Collect each line of the records containing the string "Category".

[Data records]

◇ ◇ ◇ ◇

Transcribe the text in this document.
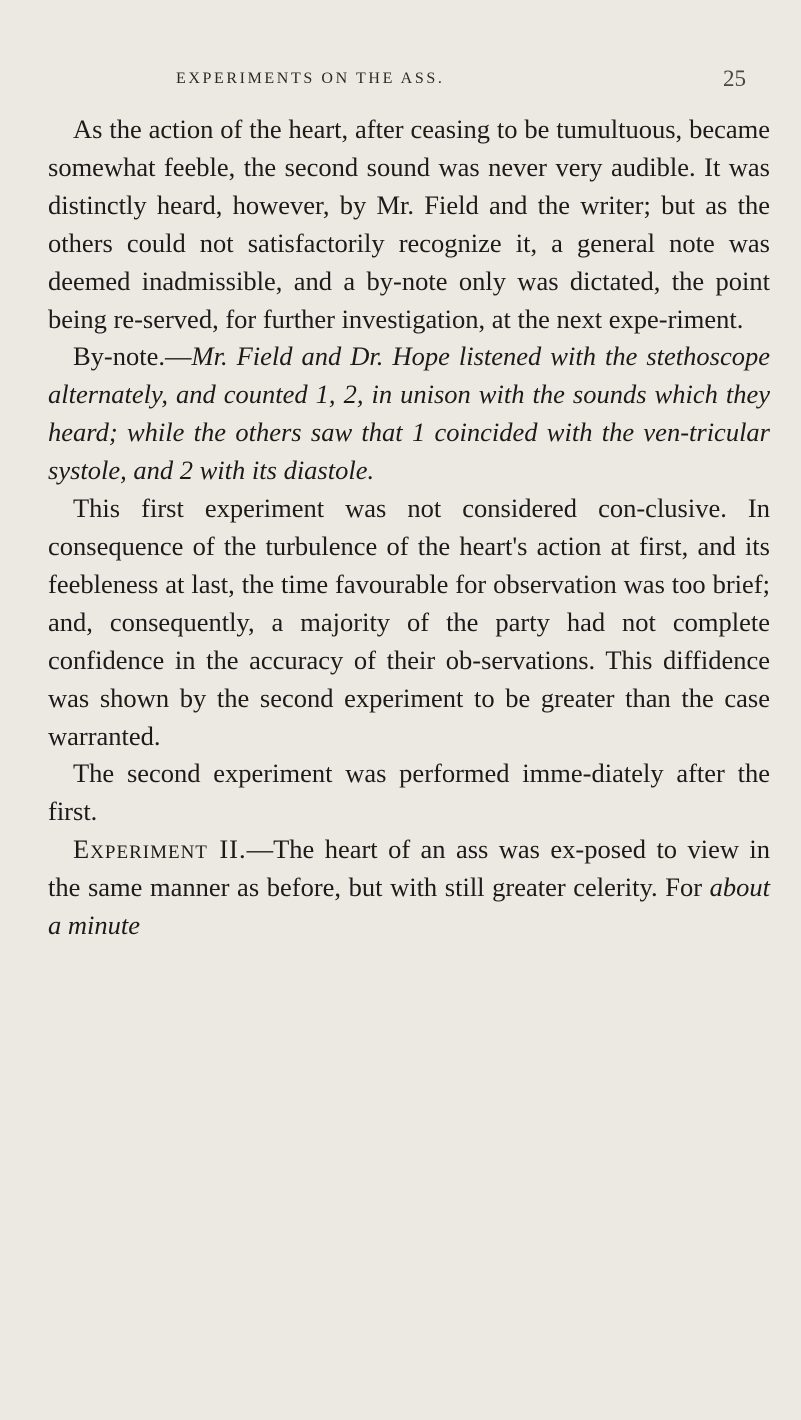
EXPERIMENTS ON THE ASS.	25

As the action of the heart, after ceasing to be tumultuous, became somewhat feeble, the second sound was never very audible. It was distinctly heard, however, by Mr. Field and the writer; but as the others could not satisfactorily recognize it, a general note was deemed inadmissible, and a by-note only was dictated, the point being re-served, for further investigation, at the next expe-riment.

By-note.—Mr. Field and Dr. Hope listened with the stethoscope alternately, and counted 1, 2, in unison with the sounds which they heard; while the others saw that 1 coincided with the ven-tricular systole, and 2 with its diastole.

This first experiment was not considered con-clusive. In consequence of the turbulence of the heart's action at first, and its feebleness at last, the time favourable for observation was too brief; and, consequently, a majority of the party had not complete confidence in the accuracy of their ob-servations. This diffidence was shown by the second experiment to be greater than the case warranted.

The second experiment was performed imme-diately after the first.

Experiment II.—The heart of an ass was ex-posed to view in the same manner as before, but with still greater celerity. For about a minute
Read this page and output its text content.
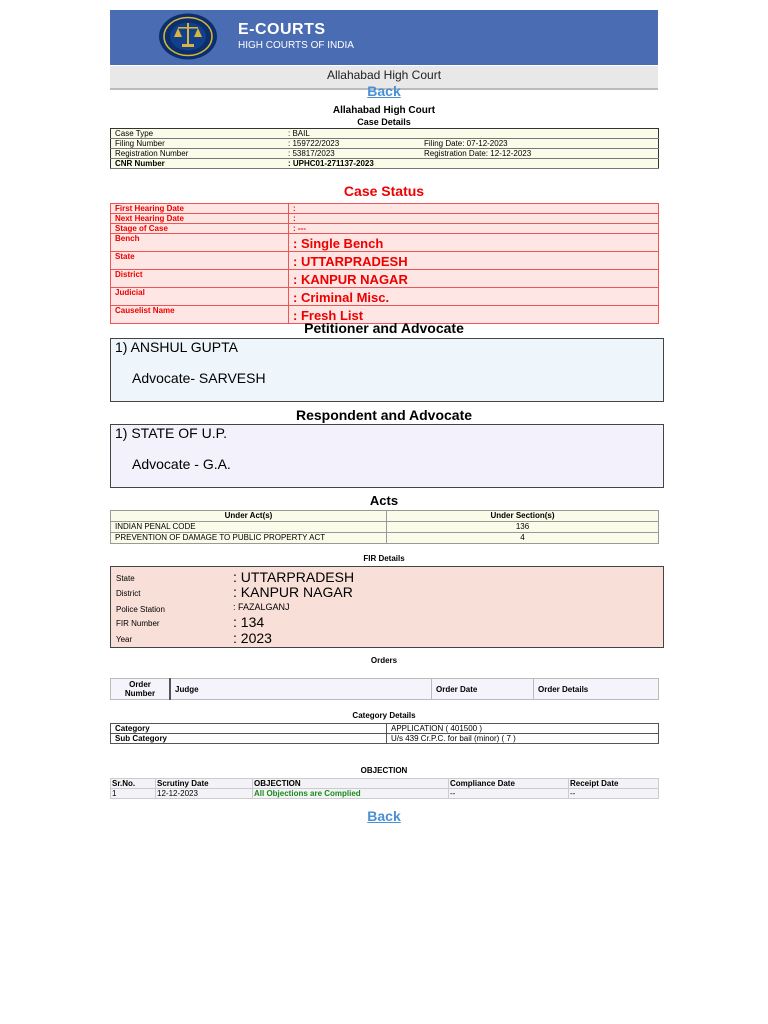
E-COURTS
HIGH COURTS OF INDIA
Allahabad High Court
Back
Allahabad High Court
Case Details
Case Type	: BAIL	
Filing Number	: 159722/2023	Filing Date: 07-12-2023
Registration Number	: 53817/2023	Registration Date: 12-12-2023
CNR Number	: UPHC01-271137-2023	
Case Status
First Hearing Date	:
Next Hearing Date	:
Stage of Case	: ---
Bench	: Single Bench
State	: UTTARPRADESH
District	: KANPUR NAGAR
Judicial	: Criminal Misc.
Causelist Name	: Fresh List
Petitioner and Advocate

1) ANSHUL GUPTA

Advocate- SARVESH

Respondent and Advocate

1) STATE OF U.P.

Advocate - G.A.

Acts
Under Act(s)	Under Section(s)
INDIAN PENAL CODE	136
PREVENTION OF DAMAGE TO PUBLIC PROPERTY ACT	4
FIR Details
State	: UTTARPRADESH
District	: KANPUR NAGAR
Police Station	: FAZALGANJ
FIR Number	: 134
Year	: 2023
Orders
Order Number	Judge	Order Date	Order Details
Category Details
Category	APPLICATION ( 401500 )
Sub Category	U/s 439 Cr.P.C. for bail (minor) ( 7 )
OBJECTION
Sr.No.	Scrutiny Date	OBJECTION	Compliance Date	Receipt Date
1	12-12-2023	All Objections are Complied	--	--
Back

◇ ◇ ◇ ◇

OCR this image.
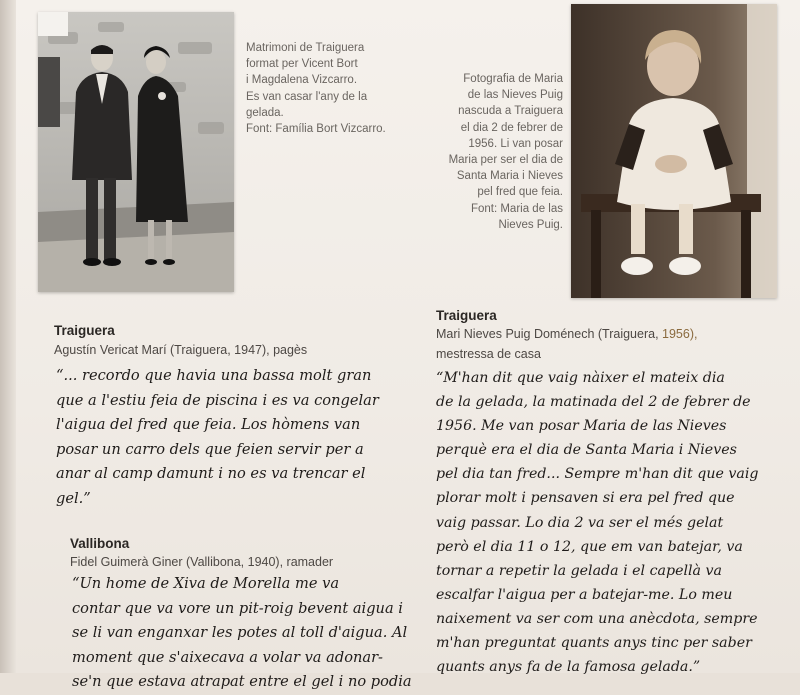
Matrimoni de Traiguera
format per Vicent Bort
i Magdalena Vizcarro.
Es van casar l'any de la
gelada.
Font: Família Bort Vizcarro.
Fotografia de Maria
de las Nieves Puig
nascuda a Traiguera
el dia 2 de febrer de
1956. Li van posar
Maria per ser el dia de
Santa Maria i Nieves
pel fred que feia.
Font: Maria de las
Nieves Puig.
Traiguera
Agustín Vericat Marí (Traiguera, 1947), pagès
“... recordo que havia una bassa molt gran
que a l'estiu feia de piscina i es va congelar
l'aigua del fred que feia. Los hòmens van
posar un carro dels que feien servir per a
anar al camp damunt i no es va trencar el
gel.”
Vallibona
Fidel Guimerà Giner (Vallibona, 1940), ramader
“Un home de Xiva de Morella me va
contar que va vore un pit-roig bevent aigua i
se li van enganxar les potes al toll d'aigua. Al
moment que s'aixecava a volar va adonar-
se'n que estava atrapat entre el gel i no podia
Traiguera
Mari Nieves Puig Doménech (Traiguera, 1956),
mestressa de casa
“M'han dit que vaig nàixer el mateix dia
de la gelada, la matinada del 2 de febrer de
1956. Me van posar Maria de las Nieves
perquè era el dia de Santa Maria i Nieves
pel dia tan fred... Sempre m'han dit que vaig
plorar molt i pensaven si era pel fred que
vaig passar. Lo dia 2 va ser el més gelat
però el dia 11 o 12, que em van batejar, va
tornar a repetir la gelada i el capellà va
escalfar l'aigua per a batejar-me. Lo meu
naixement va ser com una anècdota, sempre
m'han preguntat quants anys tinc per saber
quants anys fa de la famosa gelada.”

◇ ◇ ◇ ◇

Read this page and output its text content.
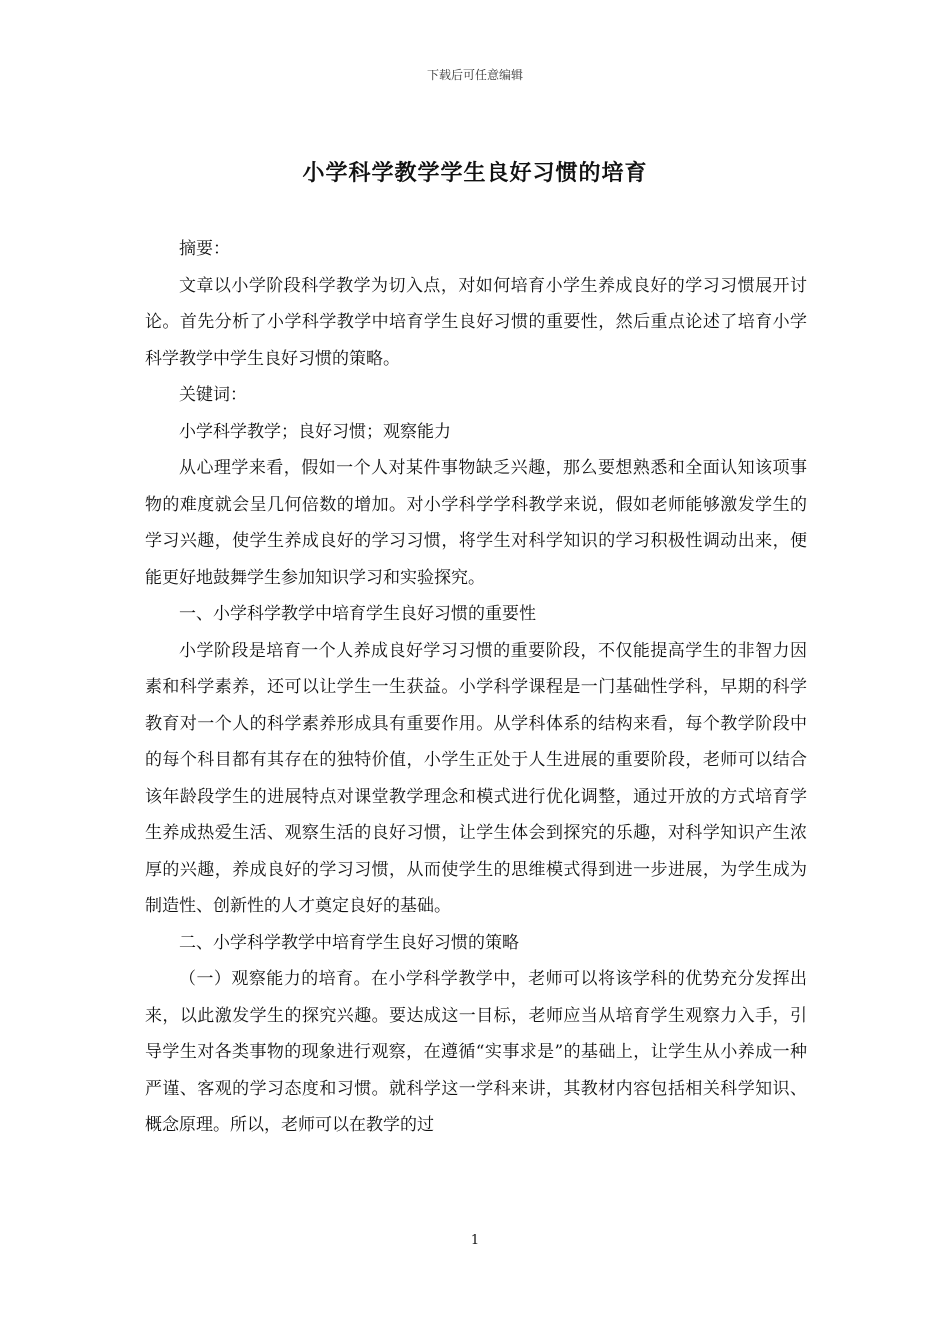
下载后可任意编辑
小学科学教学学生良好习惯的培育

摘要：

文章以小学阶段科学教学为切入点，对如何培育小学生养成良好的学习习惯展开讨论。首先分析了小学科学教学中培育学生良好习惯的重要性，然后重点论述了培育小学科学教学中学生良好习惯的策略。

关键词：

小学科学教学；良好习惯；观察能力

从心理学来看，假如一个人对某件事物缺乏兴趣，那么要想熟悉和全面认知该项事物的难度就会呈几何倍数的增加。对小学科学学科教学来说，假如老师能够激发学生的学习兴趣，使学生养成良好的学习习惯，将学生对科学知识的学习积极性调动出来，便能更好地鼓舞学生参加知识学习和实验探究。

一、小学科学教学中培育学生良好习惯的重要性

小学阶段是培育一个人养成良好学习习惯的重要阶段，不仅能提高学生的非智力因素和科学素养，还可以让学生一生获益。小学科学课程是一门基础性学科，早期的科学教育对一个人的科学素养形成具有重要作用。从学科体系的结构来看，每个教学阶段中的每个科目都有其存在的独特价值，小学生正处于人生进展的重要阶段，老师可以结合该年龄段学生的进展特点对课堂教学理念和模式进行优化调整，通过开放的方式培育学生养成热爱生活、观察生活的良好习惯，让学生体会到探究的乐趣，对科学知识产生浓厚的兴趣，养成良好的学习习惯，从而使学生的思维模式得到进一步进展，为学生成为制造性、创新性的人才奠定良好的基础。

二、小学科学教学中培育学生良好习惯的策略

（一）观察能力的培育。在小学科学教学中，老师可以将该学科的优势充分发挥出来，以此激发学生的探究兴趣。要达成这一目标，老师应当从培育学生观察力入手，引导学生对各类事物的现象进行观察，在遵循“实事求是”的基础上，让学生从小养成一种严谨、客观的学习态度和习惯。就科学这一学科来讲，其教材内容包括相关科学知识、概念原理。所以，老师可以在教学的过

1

◇ ◇ ◇ ◇

> [Answer for this exercise]
Category Details
Category	APPLICATION ( 401500 )
Sub Category	U/s 439 Cr.P.C. for bail (minor) ( 7 )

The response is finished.